Stored items from a collection
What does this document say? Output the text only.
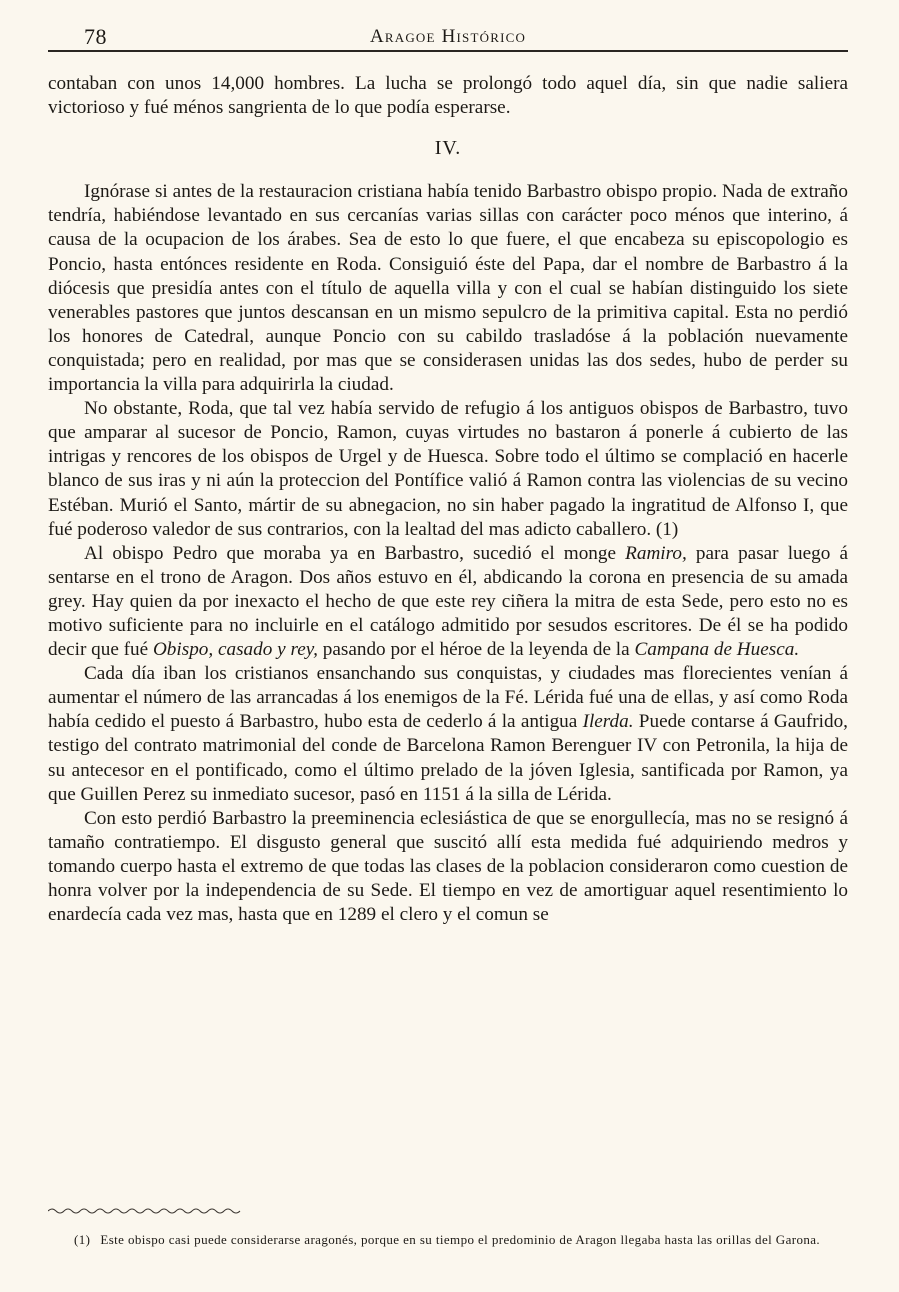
78	Aragoe Histórico

contaban con unos 14,000 hombres. La lucha se prolongó todo aquel día, sin que nadie saliera victorioso y fué ménos sangrienta de lo que podía esperarse.

IV.

Ignórase si antes de la restauracion cristiana había tenido Barbastro obispo propio. Nada de extraño tendría, habiéndose levantado en sus cercanías varias sillas con carácter poco ménos que interino, á causa de la ocupacion de los árabes. Sea de esto lo que fuere, el que encabeza su episcopologio es Poncio, hasta entónces residente en Roda. Consiguió éste del Papa, dar el nombre de Barbastro á la diócesis que presidía antes con el título de aquella villa y con el cual se habían distinguido los siete venerables pastores que juntos descansan en un mismo sepulcro de la primitiva capital. Esta no perdió los honores de Catedral, aunque Poncio con su cabildo trasladóse á la población nuevamente conquistada; pero en realidad, por mas que se considerasen unidas las dos sedes, hubo de perder su importancia la villa para adquirirla la ciudad.

No obstante, Roda, que tal vez había servido de refugio á los antiguos obispos de Barbastro, tuvo que amparar al sucesor de Poncio, Ramon, cuyas virtudes no bastaron á ponerle á cubierto de las intrigas y rencores de los obispos de Urgel y de Huesca. Sobre todo el último se complació en hacerle blanco de sus iras y ni aún la proteccion del Pontífice valió á Ramon contra las violencias de su vecino Estéban. Murió el Santo, mártir de su abnegacion, no sin haber pagado la ingratitud de Alfonso I, que fué poderoso valedor de sus contrarios, con la lealtad del mas adicto caballero. (1)

Al obispo Pedro que moraba ya en Barbastro, sucedió el monge Ramiro, para pasar luego á sentarse en el trono de Aragon. Dos años estuvo en él, abdicando la corona en presencia de su amada grey. Hay quien da por inexacto el hecho de que este rey ciñera la mitra de esta Sede, pero esto no es motivo suficiente para no incluirle en el catálogo admitido por sesudos escritores. De él se ha podido decir que fué Obispo, casado y rey, pasando por el héroe de la leyenda de la Campana de Huesca.

Cada día iban los cristianos ensanchando sus conquistas, y ciudades mas florecientes venían á aumentar el número de las arrancadas á los enemigos de la Fé. Lérida fué una de ellas, y así como Roda había cedido el puesto á Barbastro, hubo esta de cederlo á la antigua Ilerda. Puede contarse á Gaufrido, testigo del contrato matrimonial del conde de Barcelona Ramon Berenguer IV con Petronila, la hija de su antecesor en el pontificado, como el último prelado de la jóven Iglesia, santificada por Ramon, ya que Guillen Perez su inmediato sucesor, pasó en 1151 á la silla de Lérida.

Con esto perdió Barbastro la preeminencia eclesiástica de que se enorgullecía, mas no se resignó á tamaño contratiempo. El disgusto general que suscitó allí esta medida fué adquiriendo medros y tomando cuerpo hasta el extremo de que todas las clases de la poblacion consideraron como cuestion de honra volver por la independencia de su Sede. El tiempo en vez de amortiguar aquel resentimiento lo enardecía cada vez mas, hasta que en 1289 el clero y el comun se

(1) Este obispo casi puede considerarse aragonés, porque en su tiempo el predominio de Aragon llegaba hasta las orillas del Garona.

• [Work to complete]: Return all lines of the material above in which the word "pero" occurs.

• [Correct response]:
Ignórase si antes de la restauracion cristiana había tenido Barbastro obispo propio. Nada de extraño tendría, habiéndose levantado en sus cercanías varias sillas con carácter poco ménos que interino, á causa de la ocupacion de los árabes. Sea de esto lo que fuere, el que encabeza su episcopologio es Poncio, hasta entónces residente en Roda. Consiguió éste del Papa, dar el nombre de Barbastro á la diócesis que presidía antes con el título de aquella villa y con el cual se habían distinguido los siete venerables pastores que juntos descansan en un mismo sepulcro de la primitiva capital. Esta no perdió los honores de Catedral, aunque Poncio con su cabildo trasladóse á la población nuevamente conquistada; pero en realidad, por mas que se considerasen unidas las dos sedes, hubo de perder su importancia la villa para adquirirla la ciudad.
Al obispo Pedro que moraba ya en Barbastro, sucedió el monge Ramiro, para pasar luego á sentarse en el trono de Aragon. Dos años estuvo en él, abdicando la corona en presencia de su amada grey. Hay quien da por inexacto el hecho de que este rey ciñera la mitra de esta Sede, pero esto no es motivo suficiente para no incluirle en el catálogo admitido por sesudos escritores. De él se ha podido decir que fué Obispo, casado y rey, pasando por el héroe de la leyenda de la Campana de Huesca.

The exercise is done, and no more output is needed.